→ **SET EXERCISE**:
Copy every line of the records below verbatim, leaving out the pictures.
# start of STORED RECORDS
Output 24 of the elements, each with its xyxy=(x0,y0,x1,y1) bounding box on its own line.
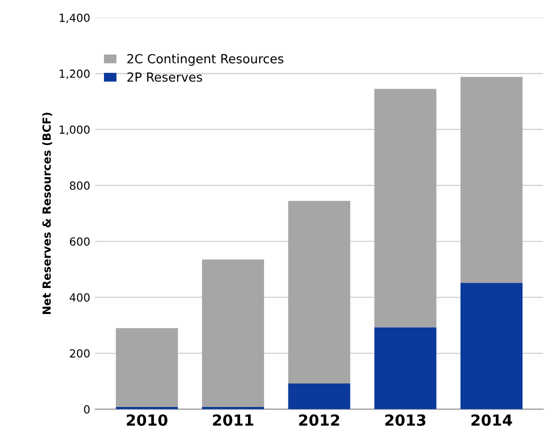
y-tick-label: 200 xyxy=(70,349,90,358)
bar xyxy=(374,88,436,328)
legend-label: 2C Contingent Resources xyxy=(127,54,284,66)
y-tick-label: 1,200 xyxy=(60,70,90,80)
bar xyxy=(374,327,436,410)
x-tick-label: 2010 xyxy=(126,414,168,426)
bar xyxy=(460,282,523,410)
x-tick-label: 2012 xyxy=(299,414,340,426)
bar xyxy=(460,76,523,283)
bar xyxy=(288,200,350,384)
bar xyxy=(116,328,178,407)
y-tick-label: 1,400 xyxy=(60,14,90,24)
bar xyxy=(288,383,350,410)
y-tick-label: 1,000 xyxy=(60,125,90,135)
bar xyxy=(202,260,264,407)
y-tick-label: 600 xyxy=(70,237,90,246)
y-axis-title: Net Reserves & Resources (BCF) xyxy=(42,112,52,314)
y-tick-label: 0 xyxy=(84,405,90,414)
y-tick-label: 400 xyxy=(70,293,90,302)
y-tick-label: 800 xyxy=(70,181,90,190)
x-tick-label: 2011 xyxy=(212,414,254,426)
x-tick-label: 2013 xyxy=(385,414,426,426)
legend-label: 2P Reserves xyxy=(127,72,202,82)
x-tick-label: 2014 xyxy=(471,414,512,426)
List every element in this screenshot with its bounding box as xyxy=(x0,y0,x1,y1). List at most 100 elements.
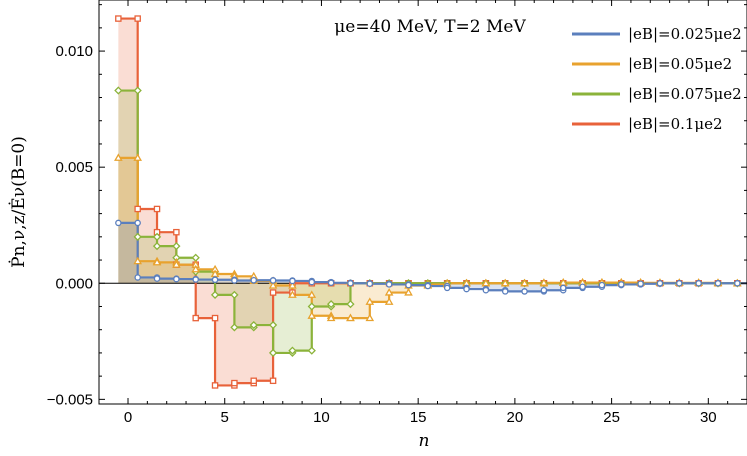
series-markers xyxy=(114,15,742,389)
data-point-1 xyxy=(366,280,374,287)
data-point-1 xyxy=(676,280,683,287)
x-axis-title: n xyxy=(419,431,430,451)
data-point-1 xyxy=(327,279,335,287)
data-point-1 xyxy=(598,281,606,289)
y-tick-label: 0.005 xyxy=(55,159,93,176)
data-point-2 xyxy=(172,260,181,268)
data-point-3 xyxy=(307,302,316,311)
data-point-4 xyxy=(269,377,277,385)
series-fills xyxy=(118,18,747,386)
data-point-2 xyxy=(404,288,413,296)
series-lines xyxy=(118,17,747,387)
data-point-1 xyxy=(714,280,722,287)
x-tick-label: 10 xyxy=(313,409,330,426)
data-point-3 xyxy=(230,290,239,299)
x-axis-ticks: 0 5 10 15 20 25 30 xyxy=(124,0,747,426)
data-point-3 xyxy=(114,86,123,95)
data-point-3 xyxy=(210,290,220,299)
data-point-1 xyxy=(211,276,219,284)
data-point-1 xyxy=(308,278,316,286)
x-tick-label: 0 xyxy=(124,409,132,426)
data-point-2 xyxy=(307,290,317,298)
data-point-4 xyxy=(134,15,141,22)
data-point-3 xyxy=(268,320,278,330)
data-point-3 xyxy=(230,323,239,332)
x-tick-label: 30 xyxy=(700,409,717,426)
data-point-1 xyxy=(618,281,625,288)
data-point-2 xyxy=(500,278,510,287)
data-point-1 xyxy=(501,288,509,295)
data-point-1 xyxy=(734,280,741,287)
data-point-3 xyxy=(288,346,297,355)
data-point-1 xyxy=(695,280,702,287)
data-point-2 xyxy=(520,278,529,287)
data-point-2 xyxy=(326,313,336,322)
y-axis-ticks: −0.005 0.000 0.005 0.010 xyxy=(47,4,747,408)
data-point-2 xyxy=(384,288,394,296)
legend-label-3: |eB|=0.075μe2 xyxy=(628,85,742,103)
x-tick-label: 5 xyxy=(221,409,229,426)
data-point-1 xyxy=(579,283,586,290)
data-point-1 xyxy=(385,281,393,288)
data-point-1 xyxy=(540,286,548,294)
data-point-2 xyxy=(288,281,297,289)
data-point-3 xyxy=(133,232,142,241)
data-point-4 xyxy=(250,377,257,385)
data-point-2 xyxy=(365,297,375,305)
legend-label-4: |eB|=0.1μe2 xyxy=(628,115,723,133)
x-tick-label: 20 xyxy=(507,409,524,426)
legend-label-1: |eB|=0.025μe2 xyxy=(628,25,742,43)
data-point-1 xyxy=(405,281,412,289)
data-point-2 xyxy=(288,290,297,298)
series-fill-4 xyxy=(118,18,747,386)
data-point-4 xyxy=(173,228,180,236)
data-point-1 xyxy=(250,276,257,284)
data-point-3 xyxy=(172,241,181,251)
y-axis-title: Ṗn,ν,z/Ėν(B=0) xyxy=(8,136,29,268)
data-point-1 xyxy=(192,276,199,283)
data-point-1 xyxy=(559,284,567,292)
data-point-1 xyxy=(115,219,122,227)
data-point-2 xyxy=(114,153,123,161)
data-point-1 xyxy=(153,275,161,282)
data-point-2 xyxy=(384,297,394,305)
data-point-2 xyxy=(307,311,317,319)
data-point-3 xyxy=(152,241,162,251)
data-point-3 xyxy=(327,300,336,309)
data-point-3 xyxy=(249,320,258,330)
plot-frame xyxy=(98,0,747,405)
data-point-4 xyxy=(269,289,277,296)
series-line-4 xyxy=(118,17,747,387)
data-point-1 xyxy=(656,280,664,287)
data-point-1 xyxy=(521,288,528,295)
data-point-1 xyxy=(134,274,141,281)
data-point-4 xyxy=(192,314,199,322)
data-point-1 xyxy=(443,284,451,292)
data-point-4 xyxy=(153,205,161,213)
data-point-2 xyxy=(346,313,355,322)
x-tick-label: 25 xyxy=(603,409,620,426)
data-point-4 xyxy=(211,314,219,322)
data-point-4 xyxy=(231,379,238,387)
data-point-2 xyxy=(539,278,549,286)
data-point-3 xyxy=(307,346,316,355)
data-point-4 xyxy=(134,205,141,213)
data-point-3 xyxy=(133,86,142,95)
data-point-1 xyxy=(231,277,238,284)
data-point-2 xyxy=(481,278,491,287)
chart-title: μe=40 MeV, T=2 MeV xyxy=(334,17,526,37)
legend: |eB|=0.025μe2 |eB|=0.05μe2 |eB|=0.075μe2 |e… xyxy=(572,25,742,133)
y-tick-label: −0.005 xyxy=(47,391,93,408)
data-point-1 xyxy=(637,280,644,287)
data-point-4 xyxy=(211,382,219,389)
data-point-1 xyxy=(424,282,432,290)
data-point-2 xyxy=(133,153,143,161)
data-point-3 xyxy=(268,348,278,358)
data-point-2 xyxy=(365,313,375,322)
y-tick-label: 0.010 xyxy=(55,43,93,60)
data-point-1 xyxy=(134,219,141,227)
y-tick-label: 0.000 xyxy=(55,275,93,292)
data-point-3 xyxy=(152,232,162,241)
# end of STORED RECORDS
→ **RESPONSE**:
Output 24 of the elements, each with its xyxy=(x0,y0,x1,y1) bounding box on its own line.
y-tick-label: 200 xyxy=(70,349,90,358)
bar xyxy=(374,88,436,328)
legend-label: 2C Contingent Resources xyxy=(127,54,284,66)
y-tick-label: 1,200 xyxy=(60,70,90,80)
bar xyxy=(374,327,436,410)
x-tick-label: 2010 xyxy=(126,414,168,426)
bar xyxy=(460,282,523,410)
x-tick-label: 2012 xyxy=(299,414,340,426)
bar xyxy=(460,76,523,283)
bar xyxy=(288,200,350,384)
bar xyxy=(116,328,178,407)
y-tick-label: 1,400 xyxy=(60,14,90,24)
bar xyxy=(288,383,350,410)
y-tick-label: 1,000 xyxy=(60,125,90,135)
bar xyxy=(202,260,264,407)
y-tick-label: 600 xyxy=(70,237,90,246)
y-axis-title: Net Reserves & Resources (BCF) xyxy=(42,112,52,314)
y-tick-label: 0 xyxy=(84,405,90,414)
y-tick-label: 400 xyxy=(70,293,90,302)
y-tick-label: 800 xyxy=(70,181,90,190)
x-tick-label: 2011 xyxy=(212,414,254,426)
x-tick-label: 2013 xyxy=(385,414,426,426)
legend-label: 2P Reserves xyxy=(127,72,202,82)
x-tick-label: 2014 xyxy=(471,414,512,426)
List every element in this screenshot with its bounding box as xyxy=(x0,y0,x1,y1). List at most 100 elements.
series-markers xyxy=(114,15,742,389)
data-point-1 xyxy=(366,280,374,287)
data-point-1 xyxy=(676,280,683,287)
x-axis-title: n xyxy=(419,431,430,451)
data-point-1 xyxy=(327,279,335,287)
data-point-1 xyxy=(598,281,606,289)
y-tick-label: 0.005 xyxy=(55,159,93,176)
data-point-2 xyxy=(172,260,181,268)
data-point-3 xyxy=(307,302,316,311)
data-point-4 xyxy=(269,377,277,385)
series-fills xyxy=(118,18,747,386)
data-point-2 xyxy=(404,288,413,296)
series-lines xyxy=(118,17,747,387)
data-point-1 xyxy=(714,280,722,287)
x-tick-label: 10 xyxy=(313,409,330,426)
data-point-3 xyxy=(230,290,239,299)
x-axis-ticks: 0 5 10 15 20 25 30 xyxy=(124,0,747,426)
data-point-3 xyxy=(114,86,123,95)
data-point-3 xyxy=(210,290,220,299)
data-point-1 xyxy=(211,276,219,284)
data-point-1 xyxy=(308,278,316,286)
x-tick-label: 0 xyxy=(124,409,132,426)
data-point-2 xyxy=(307,290,317,298)
data-point-4 xyxy=(134,15,141,22)
data-point-3 xyxy=(268,320,278,330)
data-point-3 xyxy=(230,323,239,332)
x-tick-label: 30 xyxy=(700,409,717,426)
data-point-1 xyxy=(618,281,625,288)
data-point-2 xyxy=(500,278,510,287)
data-point-1 xyxy=(501,288,509,295)
data-point-1 xyxy=(734,280,741,287)
data-point-3 xyxy=(288,346,297,355)
data-point-1 xyxy=(695,280,702,287)
data-point-2 xyxy=(520,278,529,287)
data-point-2 xyxy=(326,313,336,322)
y-axis-ticks: −0.005 0.000 0.005 0.010 xyxy=(47,4,747,408)
data-point-2 xyxy=(384,288,394,296)
legend-label-3: |eB|=0.075μe2 xyxy=(628,85,742,103)
x-tick-label: 5 xyxy=(221,409,229,426)
data-point-1 xyxy=(579,283,586,290)
data-point-1 xyxy=(385,281,393,288)
data-point-1 xyxy=(540,286,548,294)
data-point-2 xyxy=(288,281,297,289)
data-point-3 xyxy=(133,232,142,241)
data-point-4 xyxy=(250,377,257,385)
data-point-2 xyxy=(365,297,375,305)
legend-label-4: |eB|=0.1μe2 xyxy=(628,115,723,133)
x-tick-label: 20 xyxy=(507,409,524,426)
legend-label-1: |eB|=0.025μe2 xyxy=(628,25,742,43)
data-point-1 xyxy=(405,281,412,289)
data-point-2 xyxy=(288,290,297,298)
series-fill-4 xyxy=(118,18,747,386)
data-point-4 xyxy=(173,228,180,236)
data-point-1 xyxy=(250,276,257,284)
data-point-3 xyxy=(172,241,181,251)
y-axis-title: Ṗn,ν,z/Ėν(B=0) xyxy=(8,136,29,268)
data-point-1 xyxy=(192,276,199,283)
data-point-1 xyxy=(559,284,567,292)
data-point-1 xyxy=(115,219,122,227)
data-point-2 xyxy=(114,153,123,161)
data-point-1 xyxy=(153,275,161,282)
data-point-2 xyxy=(384,297,394,305)
data-point-2 xyxy=(307,311,317,319)
data-point-3 xyxy=(152,241,162,251)
data-point-3 xyxy=(327,300,336,309)
data-point-3 xyxy=(249,320,258,330)
plot-frame xyxy=(98,0,747,405)
data-point-4 xyxy=(269,289,277,296)
series-line-4 xyxy=(118,17,747,387)
data-point-1 xyxy=(656,280,664,287)
data-point-1 xyxy=(521,288,528,295)
data-point-1 xyxy=(134,274,141,281)
data-point-4 xyxy=(192,314,199,322)
data-point-1 xyxy=(443,284,451,292)
data-point-4 xyxy=(153,205,161,213)
data-point-2 xyxy=(346,313,355,322)
x-tick-label: 25 xyxy=(603,409,620,426)
data-point-4 xyxy=(211,314,219,322)
data-point-4 xyxy=(231,379,238,387)
data-point-2 xyxy=(539,278,549,286)
data-point-3 xyxy=(307,346,316,355)
data-point-4 xyxy=(134,205,141,213)
data-point-3 xyxy=(133,86,142,95)
data-point-1 xyxy=(231,277,238,284)
data-point-2 xyxy=(481,278,491,287)
chart-title: μe=40 MeV, T=2 MeV xyxy=(334,17,526,37)
legend: |eB|=0.025μe2 |eB|=0.05μe2 |eB|=0.075μe2 |e… xyxy=(572,25,742,133)
y-tick-label: −0.005 xyxy=(47,391,93,408)
data-point-1 xyxy=(637,280,644,287)
data-point-4 xyxy=(211,382,219,389)
data-point-1 xyxy=(424,282,432,290)
data-point-2 xyxy=(133,153,143,161)
data-point-3 xyxy=(268,348,278,358)
data-point-2 xyxy=(365,313,375,322)
y-tick-label: 0.010 xyxy=(55,43,93,60)
data-point-1 xyxy=(134,219,141,227)
y-tick-label: 0.000 xyxy=(55,275,93,292)
data-point-3 xyxy=(152,232,162,241)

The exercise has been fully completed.